──────── Supplied material

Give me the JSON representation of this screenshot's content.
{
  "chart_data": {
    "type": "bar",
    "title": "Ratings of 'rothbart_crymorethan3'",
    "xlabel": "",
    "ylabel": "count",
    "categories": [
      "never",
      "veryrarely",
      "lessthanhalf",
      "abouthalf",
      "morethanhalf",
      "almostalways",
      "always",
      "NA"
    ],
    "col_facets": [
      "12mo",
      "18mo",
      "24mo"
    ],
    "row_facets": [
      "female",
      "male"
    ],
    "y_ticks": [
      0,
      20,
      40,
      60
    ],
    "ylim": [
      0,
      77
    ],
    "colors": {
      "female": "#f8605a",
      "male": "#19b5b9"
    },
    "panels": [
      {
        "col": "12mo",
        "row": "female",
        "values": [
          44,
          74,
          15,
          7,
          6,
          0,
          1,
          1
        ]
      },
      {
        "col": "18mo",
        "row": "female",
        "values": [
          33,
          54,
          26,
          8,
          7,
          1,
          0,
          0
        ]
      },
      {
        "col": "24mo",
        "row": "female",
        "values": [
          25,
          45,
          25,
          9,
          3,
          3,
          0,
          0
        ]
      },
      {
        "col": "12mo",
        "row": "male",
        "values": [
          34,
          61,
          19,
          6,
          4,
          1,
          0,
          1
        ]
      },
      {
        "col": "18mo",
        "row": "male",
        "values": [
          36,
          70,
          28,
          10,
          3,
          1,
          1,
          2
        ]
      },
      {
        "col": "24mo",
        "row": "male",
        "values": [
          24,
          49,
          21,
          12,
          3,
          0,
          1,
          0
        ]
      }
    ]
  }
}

────────────────

Directions:
Output the complete data exactly as written.

Written solution:
Give me the JSON representation of this screenshot's content.
{
  "chart_data": {
    "type": "bar",
    "title": "Ratings of 'rothbart_crymorethan3'",
    "xlabel": "",
    "ylabel": "count",
    "categories": [
      "never",
      "veryrarely",
      "lessthanhalf",
      "abouthalf",
      "morethanhalf",
      "almostalways",
      "always",
      "NA"
    ],
    "col_facets": [
      "12mo",
      "18mo",
      "24mo"
    ],
    "row_facets": [
      "female",
      "male"
    ],
    "y_ticks": [
      0,
      20,
      40,
      60
    ],
    "ylim": [
      0,
      77
    ],
    "colors": {
      "female": "#f8605a",
      "male": "#19b5b9"
    },
    "panels": [
      {
        "col": "12mo",
        "row": "female",
        "values": [
          44,
          74,
          15,
          7,
          6,
          0,
          1,
          1
        ]
      },
      {
        "col": "18mo",
        "row": "female",
        "values": [
          33,
          54,
          26,
          8,
          7,
          1,
          0,
          0
        ]
      },
      {
        "col": "24mo",
        "row": "female",
        "values": [
          25,
          45,
          25,
          9,
          3,
          3,
          0,
          0
        ]
      },
      {
        "col": "12mo",
        "row": "male",
        "values": [
          34,
          61,
          19,
          6,
          4,
          1,
          0,
          1
        ]
      },
      {
        "col": "18mo",
        "row": "male",
        "values": [
          36,
          70,
          28,
          10,
          3,
          1,
          1,
          2
        ]
      },
      {
        "col": "24mo",
        "row": "male",
        "values": [
          24,
          49,
          21,
          12,
          3,
          0,
          1,
          0
        ]
      }
    ]
  }
}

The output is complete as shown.